— start of Information provided —

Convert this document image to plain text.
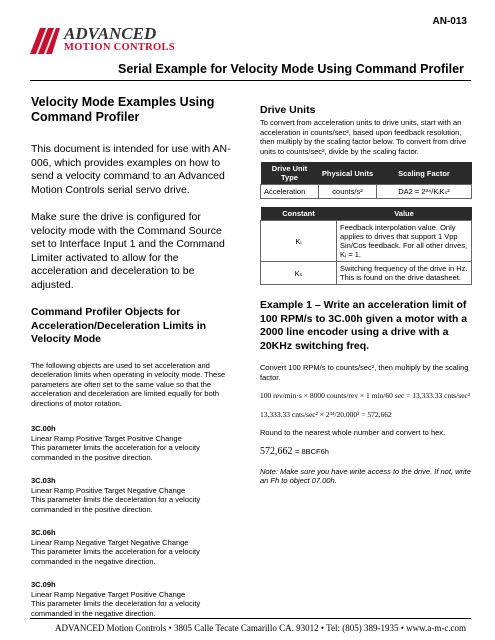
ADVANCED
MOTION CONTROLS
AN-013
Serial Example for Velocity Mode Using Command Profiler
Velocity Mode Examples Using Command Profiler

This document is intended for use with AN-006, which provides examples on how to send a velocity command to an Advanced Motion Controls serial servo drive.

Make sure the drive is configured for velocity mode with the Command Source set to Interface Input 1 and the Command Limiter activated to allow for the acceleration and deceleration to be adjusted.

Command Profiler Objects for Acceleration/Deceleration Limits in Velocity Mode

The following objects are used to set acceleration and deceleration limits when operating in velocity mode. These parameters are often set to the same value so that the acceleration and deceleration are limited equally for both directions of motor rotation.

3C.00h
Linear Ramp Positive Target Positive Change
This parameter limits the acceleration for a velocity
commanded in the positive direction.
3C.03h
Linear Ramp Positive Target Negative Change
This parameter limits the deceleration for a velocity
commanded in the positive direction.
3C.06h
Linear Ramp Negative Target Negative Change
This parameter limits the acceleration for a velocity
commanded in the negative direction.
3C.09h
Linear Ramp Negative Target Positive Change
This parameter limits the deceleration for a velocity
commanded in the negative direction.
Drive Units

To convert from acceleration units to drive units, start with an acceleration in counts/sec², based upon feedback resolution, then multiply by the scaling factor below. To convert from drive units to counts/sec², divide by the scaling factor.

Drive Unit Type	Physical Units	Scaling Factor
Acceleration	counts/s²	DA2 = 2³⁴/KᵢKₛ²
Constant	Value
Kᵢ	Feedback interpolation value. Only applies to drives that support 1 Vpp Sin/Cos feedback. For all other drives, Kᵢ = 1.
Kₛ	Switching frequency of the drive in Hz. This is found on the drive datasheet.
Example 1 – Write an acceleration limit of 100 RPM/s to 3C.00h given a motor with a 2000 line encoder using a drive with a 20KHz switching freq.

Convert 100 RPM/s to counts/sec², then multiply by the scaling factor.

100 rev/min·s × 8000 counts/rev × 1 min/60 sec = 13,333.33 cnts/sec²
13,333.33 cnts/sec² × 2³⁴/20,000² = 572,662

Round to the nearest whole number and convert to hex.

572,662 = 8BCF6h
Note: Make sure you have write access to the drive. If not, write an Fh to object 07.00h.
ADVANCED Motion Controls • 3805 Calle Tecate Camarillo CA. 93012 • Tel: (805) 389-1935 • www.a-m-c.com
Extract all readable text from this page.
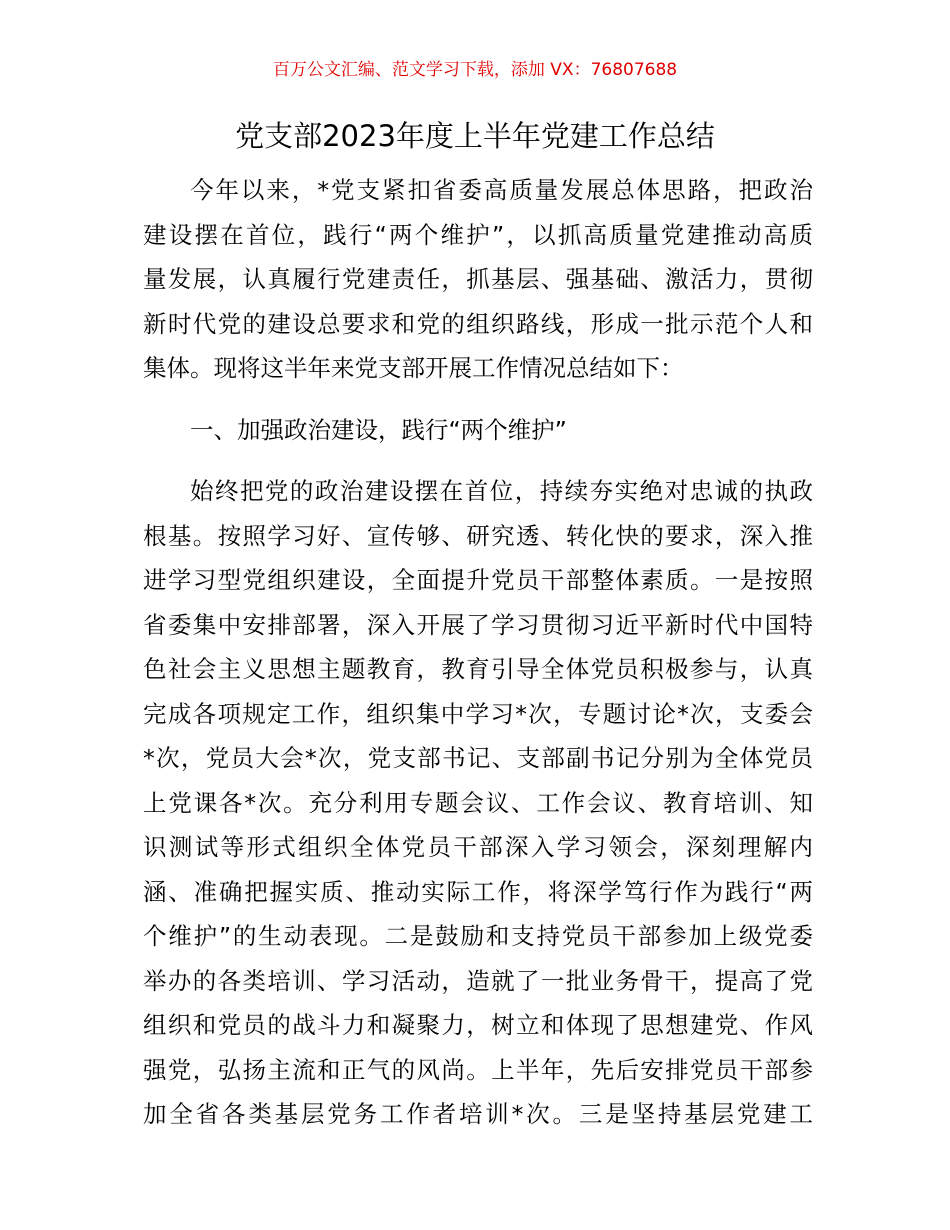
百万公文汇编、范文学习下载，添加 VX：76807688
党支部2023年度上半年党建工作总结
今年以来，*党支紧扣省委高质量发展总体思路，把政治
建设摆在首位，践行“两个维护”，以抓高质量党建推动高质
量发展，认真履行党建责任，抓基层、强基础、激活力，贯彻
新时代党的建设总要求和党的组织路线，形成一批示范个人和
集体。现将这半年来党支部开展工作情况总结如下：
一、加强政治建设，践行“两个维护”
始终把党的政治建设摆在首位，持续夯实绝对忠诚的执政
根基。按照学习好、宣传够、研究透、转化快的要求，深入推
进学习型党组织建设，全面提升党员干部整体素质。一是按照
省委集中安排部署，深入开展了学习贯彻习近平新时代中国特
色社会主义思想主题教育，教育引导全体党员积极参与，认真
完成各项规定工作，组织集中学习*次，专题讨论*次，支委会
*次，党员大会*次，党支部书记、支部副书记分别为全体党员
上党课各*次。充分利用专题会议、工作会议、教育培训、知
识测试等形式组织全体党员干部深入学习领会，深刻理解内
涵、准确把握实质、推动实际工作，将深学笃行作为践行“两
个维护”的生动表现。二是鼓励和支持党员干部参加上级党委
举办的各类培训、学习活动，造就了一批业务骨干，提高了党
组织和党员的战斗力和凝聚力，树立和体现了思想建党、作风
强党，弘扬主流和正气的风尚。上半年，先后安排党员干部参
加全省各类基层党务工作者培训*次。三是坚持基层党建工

— end of Information provided —
— start of Information provided —

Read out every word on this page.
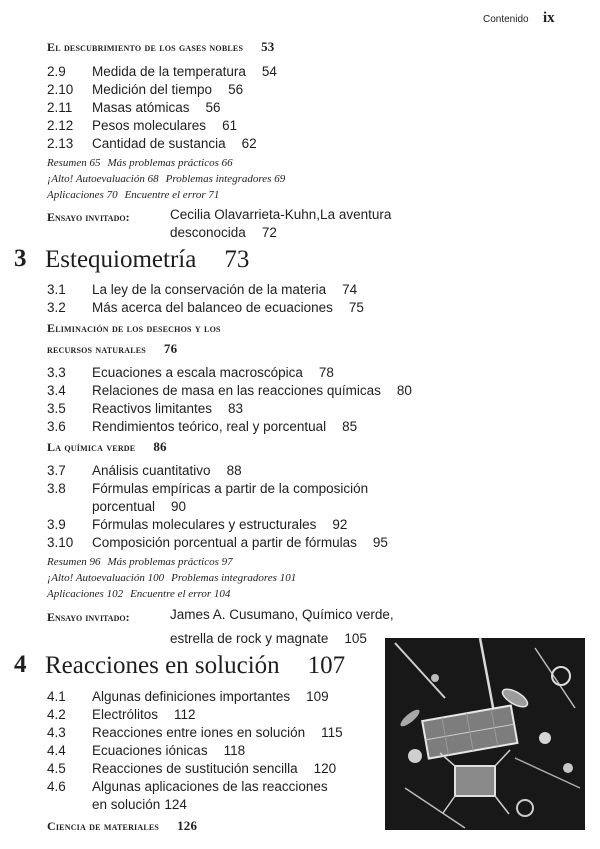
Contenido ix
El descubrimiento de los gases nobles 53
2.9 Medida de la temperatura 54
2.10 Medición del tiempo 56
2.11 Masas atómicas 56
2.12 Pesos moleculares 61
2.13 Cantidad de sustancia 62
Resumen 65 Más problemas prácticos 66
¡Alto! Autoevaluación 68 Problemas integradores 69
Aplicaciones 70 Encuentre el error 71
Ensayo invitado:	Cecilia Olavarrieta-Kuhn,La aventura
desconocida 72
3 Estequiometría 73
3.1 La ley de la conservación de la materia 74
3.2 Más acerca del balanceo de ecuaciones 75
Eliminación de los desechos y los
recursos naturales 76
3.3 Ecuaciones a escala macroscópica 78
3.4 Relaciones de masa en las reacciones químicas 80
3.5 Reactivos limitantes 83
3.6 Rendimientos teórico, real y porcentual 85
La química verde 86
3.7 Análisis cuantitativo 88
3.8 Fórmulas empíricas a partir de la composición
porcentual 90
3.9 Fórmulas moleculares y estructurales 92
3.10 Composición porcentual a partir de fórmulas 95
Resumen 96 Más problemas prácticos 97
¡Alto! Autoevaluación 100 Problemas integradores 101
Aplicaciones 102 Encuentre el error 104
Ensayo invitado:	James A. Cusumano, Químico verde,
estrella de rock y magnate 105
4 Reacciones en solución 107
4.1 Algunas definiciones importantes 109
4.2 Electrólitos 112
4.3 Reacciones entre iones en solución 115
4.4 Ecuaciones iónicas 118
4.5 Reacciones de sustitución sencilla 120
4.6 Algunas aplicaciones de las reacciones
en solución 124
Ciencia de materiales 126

— end of Information provided —

Direction: Pick out the lines above containing the word "error", then copy them.

Completed exercise:
Aplicaciones 70 Encuentre el error 71
Aplicaciones 102 Encuentre el error 104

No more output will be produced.